Goal of the exercise:
Copy each line below in which the word "structured" occurs.

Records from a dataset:
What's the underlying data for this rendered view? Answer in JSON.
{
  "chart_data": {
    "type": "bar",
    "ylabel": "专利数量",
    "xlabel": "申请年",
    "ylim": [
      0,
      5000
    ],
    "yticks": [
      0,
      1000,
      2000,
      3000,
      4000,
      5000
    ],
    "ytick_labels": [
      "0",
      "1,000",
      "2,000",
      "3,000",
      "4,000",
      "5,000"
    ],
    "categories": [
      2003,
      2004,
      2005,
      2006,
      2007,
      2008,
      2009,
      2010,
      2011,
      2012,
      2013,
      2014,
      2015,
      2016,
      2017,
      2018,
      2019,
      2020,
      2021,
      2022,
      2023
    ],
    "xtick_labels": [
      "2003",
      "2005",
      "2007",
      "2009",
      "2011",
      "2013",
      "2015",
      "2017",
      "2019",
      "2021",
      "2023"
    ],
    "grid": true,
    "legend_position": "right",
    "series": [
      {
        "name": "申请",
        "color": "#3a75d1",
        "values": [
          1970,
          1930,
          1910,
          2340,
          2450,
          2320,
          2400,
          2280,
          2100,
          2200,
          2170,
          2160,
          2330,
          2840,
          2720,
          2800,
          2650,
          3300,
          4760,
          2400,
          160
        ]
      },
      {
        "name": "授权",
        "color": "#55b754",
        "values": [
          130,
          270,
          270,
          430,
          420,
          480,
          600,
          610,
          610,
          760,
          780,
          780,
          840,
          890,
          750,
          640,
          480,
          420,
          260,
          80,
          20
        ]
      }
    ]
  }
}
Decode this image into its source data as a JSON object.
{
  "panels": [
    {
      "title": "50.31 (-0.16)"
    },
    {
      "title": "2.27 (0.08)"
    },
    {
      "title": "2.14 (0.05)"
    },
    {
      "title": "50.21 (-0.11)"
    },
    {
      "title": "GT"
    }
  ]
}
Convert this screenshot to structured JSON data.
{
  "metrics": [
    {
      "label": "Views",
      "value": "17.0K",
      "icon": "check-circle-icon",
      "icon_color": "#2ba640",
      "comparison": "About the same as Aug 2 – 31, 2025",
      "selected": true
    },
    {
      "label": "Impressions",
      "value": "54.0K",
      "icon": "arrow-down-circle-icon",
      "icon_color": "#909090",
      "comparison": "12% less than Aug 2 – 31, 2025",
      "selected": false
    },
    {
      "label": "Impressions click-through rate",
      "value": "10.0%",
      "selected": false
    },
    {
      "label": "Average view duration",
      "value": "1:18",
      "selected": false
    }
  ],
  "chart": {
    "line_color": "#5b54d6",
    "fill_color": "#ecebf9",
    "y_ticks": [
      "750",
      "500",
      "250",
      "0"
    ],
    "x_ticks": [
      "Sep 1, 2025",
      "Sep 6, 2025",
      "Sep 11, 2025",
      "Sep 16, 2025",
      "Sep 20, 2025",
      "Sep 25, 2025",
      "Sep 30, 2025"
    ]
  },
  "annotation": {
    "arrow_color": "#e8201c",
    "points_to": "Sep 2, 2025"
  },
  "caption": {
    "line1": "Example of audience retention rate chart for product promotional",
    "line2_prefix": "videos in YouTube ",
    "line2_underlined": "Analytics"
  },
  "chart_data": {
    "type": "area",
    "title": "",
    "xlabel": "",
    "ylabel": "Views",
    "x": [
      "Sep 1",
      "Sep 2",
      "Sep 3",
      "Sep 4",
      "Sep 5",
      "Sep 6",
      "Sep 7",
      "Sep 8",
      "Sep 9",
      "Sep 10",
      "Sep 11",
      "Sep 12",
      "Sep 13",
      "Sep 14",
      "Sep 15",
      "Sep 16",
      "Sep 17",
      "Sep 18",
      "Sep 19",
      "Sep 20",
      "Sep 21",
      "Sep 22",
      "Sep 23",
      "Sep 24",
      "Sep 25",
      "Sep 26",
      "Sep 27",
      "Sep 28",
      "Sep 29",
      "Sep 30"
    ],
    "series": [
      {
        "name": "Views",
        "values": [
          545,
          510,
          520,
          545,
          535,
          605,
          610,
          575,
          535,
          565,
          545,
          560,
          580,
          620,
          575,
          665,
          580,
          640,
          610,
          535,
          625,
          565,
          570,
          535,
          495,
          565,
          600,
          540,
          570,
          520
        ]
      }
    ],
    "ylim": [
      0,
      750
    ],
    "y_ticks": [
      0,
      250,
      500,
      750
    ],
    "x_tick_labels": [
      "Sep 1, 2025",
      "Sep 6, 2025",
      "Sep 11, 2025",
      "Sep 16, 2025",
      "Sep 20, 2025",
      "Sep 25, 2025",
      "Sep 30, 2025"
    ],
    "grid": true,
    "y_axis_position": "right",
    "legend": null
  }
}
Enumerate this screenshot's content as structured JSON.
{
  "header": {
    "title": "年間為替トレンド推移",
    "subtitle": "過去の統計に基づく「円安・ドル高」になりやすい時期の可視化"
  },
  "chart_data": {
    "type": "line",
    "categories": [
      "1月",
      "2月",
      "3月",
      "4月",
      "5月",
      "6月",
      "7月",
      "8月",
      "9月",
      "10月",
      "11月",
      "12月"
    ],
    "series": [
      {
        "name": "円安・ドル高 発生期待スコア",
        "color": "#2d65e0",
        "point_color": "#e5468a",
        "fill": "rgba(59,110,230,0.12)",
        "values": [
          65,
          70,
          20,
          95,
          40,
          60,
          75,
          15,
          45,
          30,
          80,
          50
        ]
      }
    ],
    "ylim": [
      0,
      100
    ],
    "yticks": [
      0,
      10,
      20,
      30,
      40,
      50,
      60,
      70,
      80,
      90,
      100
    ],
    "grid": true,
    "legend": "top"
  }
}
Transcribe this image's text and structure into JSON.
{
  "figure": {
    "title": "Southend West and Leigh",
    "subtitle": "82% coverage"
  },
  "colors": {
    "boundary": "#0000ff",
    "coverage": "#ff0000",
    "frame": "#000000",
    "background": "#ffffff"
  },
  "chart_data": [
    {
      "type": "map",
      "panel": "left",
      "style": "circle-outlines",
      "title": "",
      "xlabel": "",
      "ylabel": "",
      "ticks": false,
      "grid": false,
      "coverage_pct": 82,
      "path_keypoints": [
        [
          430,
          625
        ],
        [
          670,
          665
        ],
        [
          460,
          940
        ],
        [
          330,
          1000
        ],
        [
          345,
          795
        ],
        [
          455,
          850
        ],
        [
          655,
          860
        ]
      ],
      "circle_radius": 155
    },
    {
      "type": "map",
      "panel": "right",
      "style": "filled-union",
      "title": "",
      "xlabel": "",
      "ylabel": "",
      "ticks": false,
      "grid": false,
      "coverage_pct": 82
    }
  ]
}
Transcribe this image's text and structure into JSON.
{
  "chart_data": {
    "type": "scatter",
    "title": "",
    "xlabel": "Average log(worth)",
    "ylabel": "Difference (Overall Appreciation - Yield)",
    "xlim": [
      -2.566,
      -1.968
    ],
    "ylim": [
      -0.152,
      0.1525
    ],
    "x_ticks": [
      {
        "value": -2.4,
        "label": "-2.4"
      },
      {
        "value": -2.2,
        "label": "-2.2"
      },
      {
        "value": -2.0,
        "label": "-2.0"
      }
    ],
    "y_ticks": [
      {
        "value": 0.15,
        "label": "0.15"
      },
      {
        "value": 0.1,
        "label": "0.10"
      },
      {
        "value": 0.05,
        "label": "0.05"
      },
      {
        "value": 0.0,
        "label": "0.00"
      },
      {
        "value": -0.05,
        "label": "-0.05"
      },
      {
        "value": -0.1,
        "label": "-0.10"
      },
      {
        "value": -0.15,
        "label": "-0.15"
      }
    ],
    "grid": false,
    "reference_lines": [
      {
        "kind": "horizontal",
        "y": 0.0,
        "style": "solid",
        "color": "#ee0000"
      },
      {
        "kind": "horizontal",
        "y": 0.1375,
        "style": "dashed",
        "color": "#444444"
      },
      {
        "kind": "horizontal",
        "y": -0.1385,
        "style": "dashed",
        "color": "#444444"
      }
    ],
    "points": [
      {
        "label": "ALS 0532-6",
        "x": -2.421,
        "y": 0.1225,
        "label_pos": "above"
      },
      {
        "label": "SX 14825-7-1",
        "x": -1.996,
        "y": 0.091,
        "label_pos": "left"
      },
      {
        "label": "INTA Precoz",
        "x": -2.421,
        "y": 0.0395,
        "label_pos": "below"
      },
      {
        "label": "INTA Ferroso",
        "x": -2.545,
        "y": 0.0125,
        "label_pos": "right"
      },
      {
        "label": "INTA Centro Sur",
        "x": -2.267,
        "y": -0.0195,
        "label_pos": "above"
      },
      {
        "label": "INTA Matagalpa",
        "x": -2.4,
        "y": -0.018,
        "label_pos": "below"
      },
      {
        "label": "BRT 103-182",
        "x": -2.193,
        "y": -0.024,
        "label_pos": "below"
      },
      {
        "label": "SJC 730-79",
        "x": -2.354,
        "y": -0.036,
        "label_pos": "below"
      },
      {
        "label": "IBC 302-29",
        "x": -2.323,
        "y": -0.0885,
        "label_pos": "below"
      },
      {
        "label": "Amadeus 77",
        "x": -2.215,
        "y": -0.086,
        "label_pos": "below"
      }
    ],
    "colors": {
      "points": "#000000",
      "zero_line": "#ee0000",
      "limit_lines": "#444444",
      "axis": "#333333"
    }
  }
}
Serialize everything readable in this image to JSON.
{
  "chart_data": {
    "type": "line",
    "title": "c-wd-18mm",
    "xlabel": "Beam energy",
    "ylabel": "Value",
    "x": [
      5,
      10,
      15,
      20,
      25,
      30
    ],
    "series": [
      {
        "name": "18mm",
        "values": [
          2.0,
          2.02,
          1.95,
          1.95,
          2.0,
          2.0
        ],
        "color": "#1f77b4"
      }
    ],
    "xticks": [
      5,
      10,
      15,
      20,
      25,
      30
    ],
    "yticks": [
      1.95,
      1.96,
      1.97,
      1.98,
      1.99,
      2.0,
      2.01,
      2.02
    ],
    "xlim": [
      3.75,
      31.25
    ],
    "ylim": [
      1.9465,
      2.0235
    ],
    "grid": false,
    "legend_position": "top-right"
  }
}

Solution for this problem:
Convert this screenshot to structured JSON data.
Enumerate this screenshot's content as structured JSON.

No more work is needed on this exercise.